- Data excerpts
____________

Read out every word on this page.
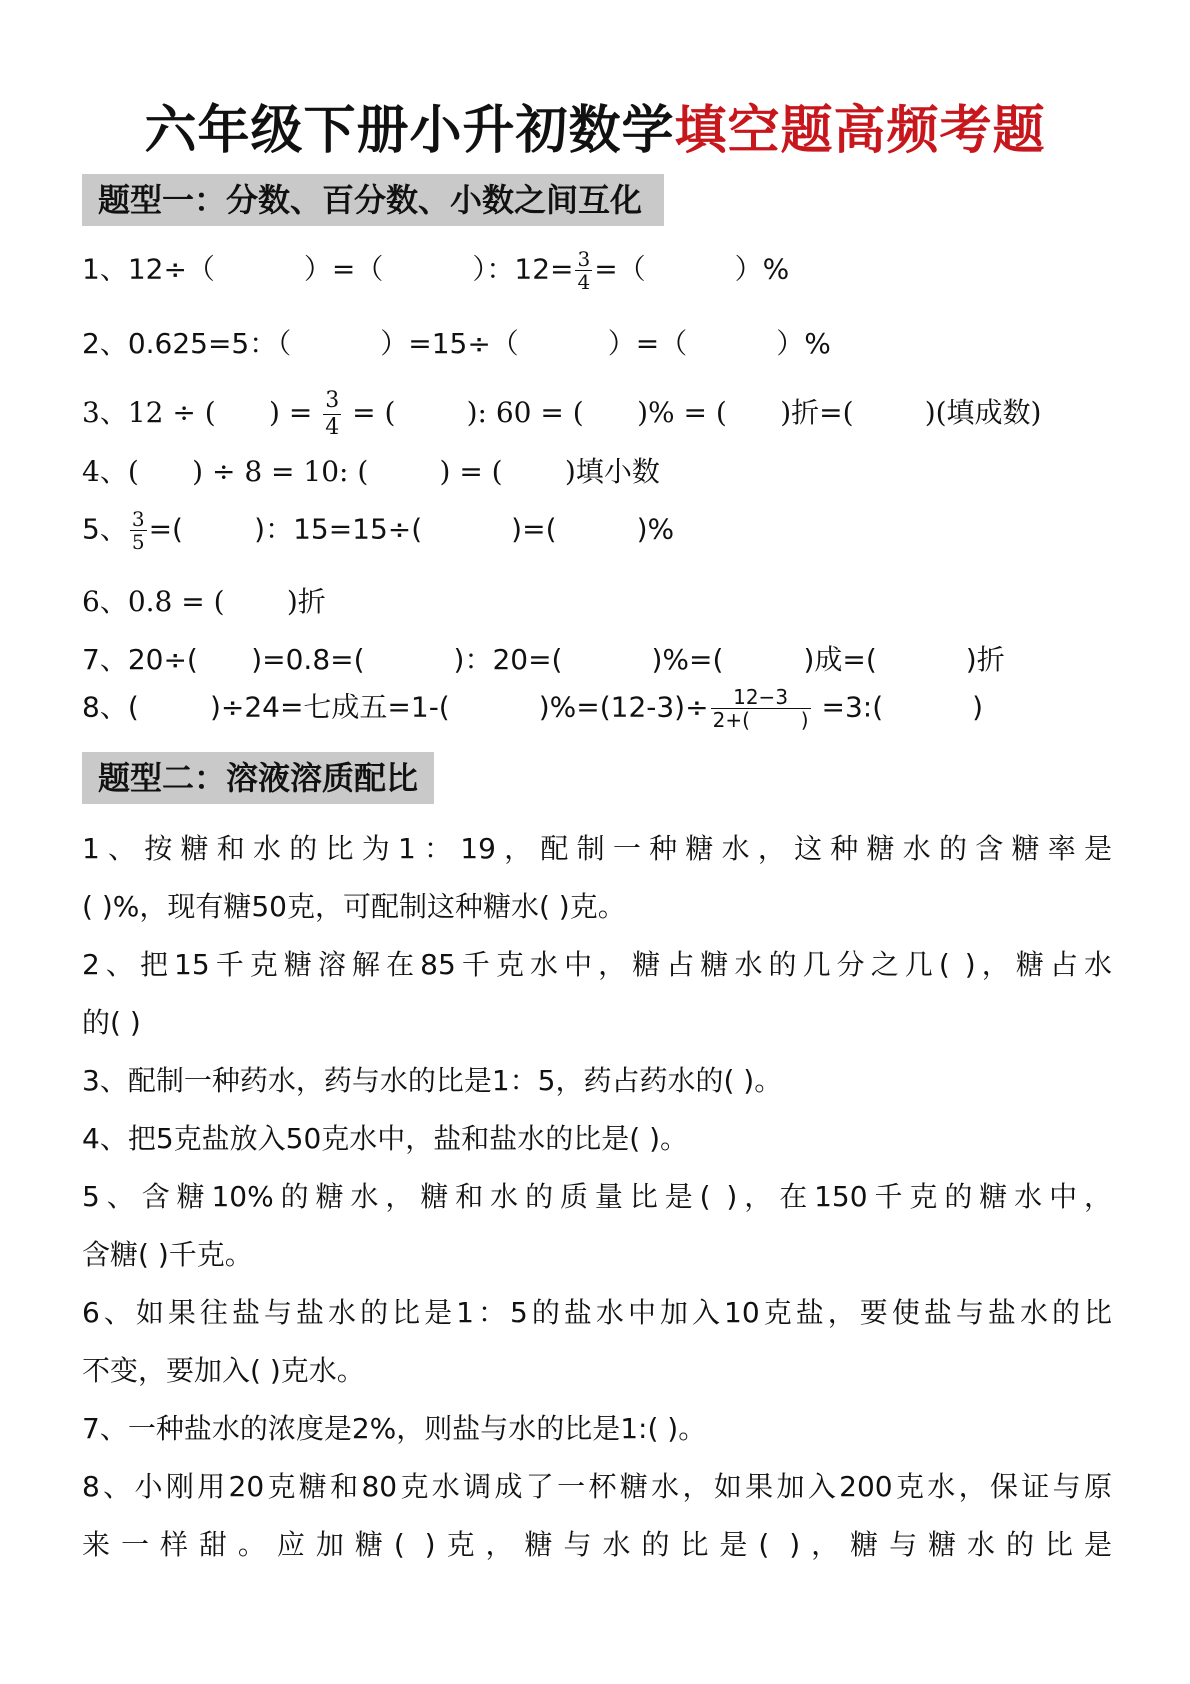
六年级下册小升初数学填空题高频考题
题型一：分数、百分数、小数之间互化
1、12÷（          ）=（          ）：$12= \frac{3}{4}$ =（          ）%
2、0.625=5：（          ）=15÷（          ）=（          ）%
3、12 ÷ (      ) = $\frac{3}{4}$ = (        ): 60 = (      )% = (      )折=(        )(填成数)
4、(      ) ÷ 8 = 10: (        ) = (       )填小数
5、 $\frac{3}{5}$ =(        )：15=15÷(          )=(         )%
6、0.8 = (       )折
7、20÷(      )=0.8=(          )：20=(          )%=(         )成=(          )折
8、(        )÷24=七成五=1-(          )$\%=(12-3)\div \frac{12-3}{2+( )}$ =3:(          )
题型二：溶液溶质配比
1、按糖和水的比为1：19，配制一种糖水，这种糖水的含糖率是
( )%，现有糖50克，可配制这种糖水( )克。
2、把15千克糖溶解在85千克水中，糖占糖水的几分之几( )，糖占水
的( )
3、配制一种药水，药与水的比是1：5，药占药水的( )。
4、把5克盐放入50克水中，盐和盐水的比是( )。
5、含糖10%的糖水，糖和水的质量比是( )，在150千克的糖水中，
含糖( )千克。
6、如果往盐与盐水的比是1：5的盐水中加入10克盐，要使盐与盐水的比
不变，要加入( )克水。
7、一种盐水的浓度是2%，则盐与水的比是1:( )。
8、小刚用20克糖和80克水调成了一杯糖水，如果加入200克水，保证与原
来一样甜。应加糖( )克，糖与水的比是( )，糖与糖水的比是
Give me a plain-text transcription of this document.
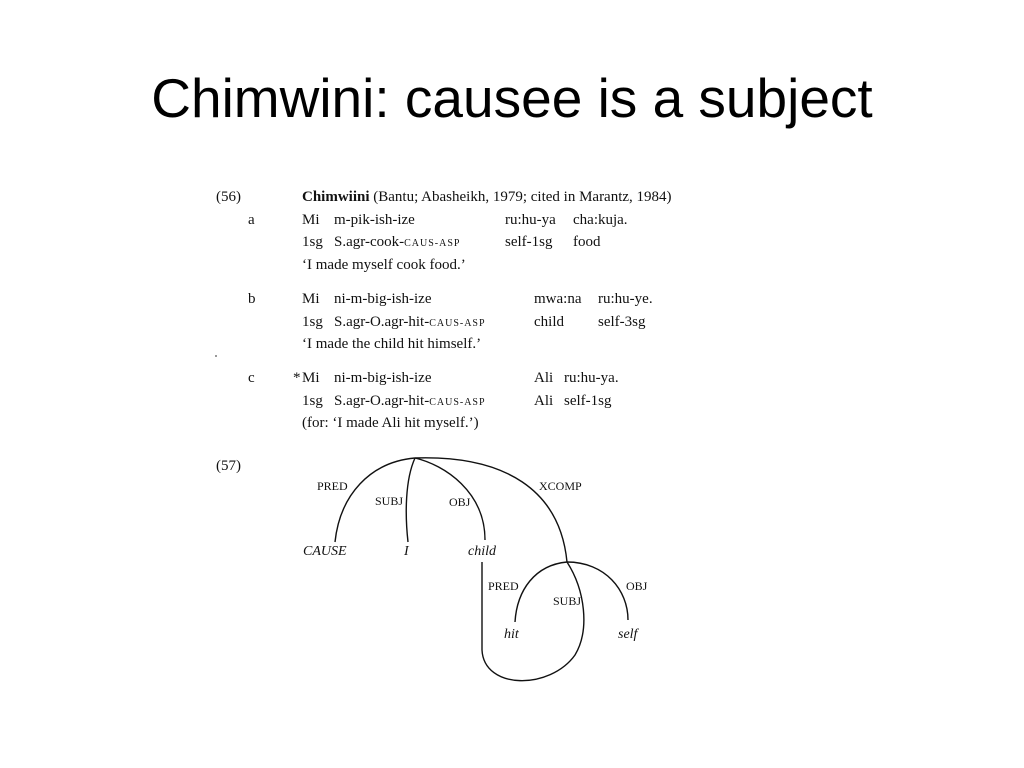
Chimwini: causee is a subject
(56)	Chimwiini (Bantu; Abasheikh, 1979; cited in Marantz, 1984)
a	Mi m-pik-ish-ize	ru:hu-ya cha:kuja.
1sg S.agr-cook-CAUS-ASP	self-1sg food
‘I made myself cook food.’
b	Mi ni-m-big-ish-ize	mwa:na ru:hu-ye.
1sg S.agr-O.agr-hit-CAUS-ASP	child self-3sg
‘I made the child hit himself.’
c	* Mi ni-m-big-ish-ize	Ali ru:hu-ya.
1sg S.agr-O.agr-hit-CAUS-ASP	Ali self-1sg
(for: ‘I made Ali hit myself.’)
(57)
PRED
SUBJ	OBJ
XCOMP
PRED
SUBJ
OBJ
CAUSE	I	child
hit	self
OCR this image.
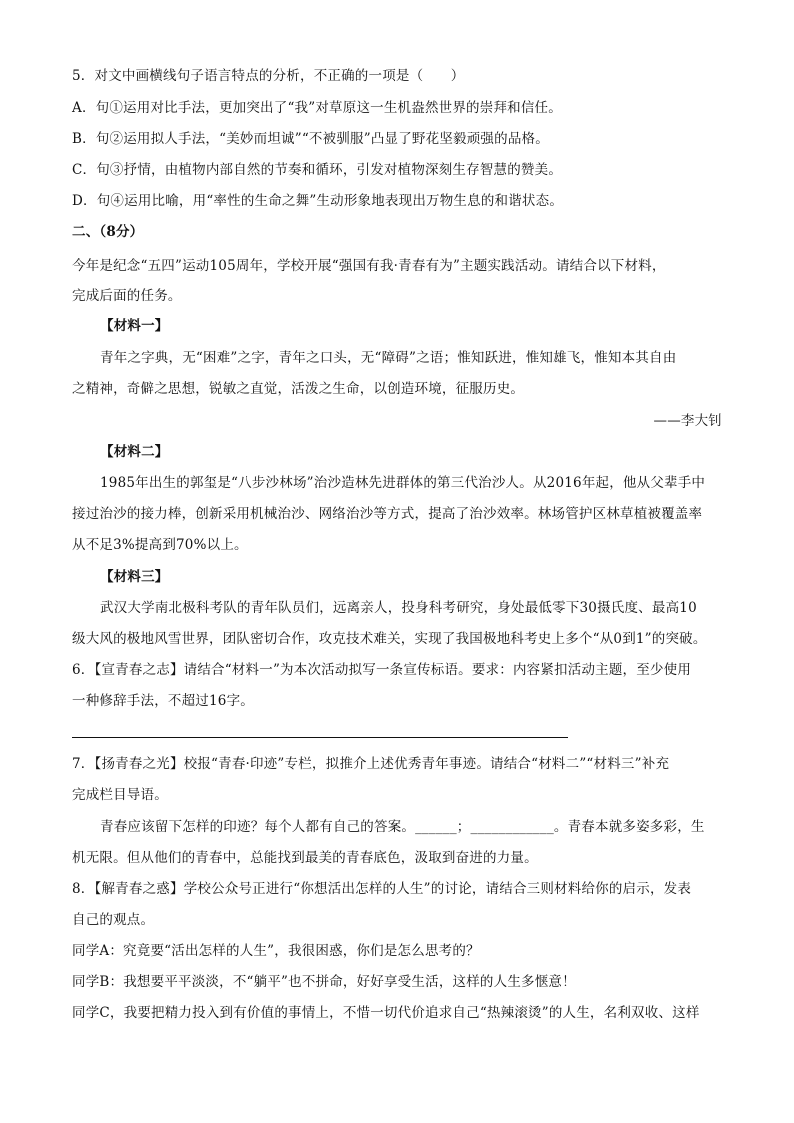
5．对文中画横线句子语言特点的分析，不正确的一项是（　　）
A．句①运用对比手法，更加突出了“我”对草原这一生机盎然世界的崇拜和信任。
B．句②运用拟人手法，“美妙而坦诚”“不被驯服”凸显了野花坚毅顽强的品格。
C．句③抒情，由植物内部自然的节奏和循环，引发对植物深刻生存智慧的赞美。
D．句④运用比喻，用“率性的生命之舞”生动形象地表现出万物生息的和谐状态。
二、（8分）
今年是纪念“五四”运动105周年，学校开展“强国有我·青春有为”主题实践活动。请结合以下材料，
完成后面的任务。
【材料一】
青年之字典，无“困难”之字，青年之口头，无“障碍”之语；惟知跃进，惟知雄飞，惟知本其自由
之精神，奇僻之思想，锐敏之直觉，活泼之生命，以创造环境，征服历史。
——李大钊
【材料二】
1985年出生的郭玺是“八步沙林场”治沙造林先进群体的第三代治沙人。从2016年起，他从父辈手中
接过治沙的接力棒，创新采用机械治沙、网络治沙等方式，提高了治沙效率。林场管护区林草植被覆盖率
从不足3%提高到70%以上。
【材料三】
武汉大学南北极科考队的青年队员们，远离亲人，投身科考研究，身处最低零下30摄氏度、最高10
级大风的极地风雪世界，团队密切合作，攻克技术难关，实现了我国极地科考史上多个“从0到1”的突破。
6．【宣青春之志】请结合“材料一”为本次活动拟写一条宣传标语。要求：内容紧扣活动主题，至少使用
一种修辞手法，不超过16字。
7．【扬青春之光】校报“青春·印迹”专栏，拟推介上述优秀青年事迹。请结合“材料二”“材料三”补充
完成栏目导语。
青春应该留下怎样的印迹？每个人都有自己的答案。______；____________。青春本就多姿多彩，生
机无限。但从他们的青春中，总能找到最美的青春底色，汲取到奋进的力量。
8．【解青春之惑】学校公众号正进行“你想活出怎样的人生”的讨论，请结合三则材料给你的启示，发表
自己的观点。
同学A：究竟要“活出怎样的人生”，我很困惑，你们是怎么思考的？
同学B：我想要平平淡淡，不“躺平”也不拼命，好好享受生活，这样的人生多惬意！
同学C，我要把精力投入到有价值的事情上，不惜一切代价追求自己“热辣滚烫”的人生，名利双收、这样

____________

- What is asked
Collect every line above that contains the word "frac".

- Task output
1、12÷（          ）=（          ）：$12= \frac{3}{4}$ =（          ）%
3、12 ÷ (      ) = $\frac{3}{4}$ = (        ): 60 = (      )% = (      )折=(        )(填成数)
5、 $\frac{3}{5}$ =(        )：15=15÷(          )=(         )%
8、(        )÷24=七成五=1-(          )$\%=(12-3)\div \frac{12-3}{2+( )}$ =3:(          )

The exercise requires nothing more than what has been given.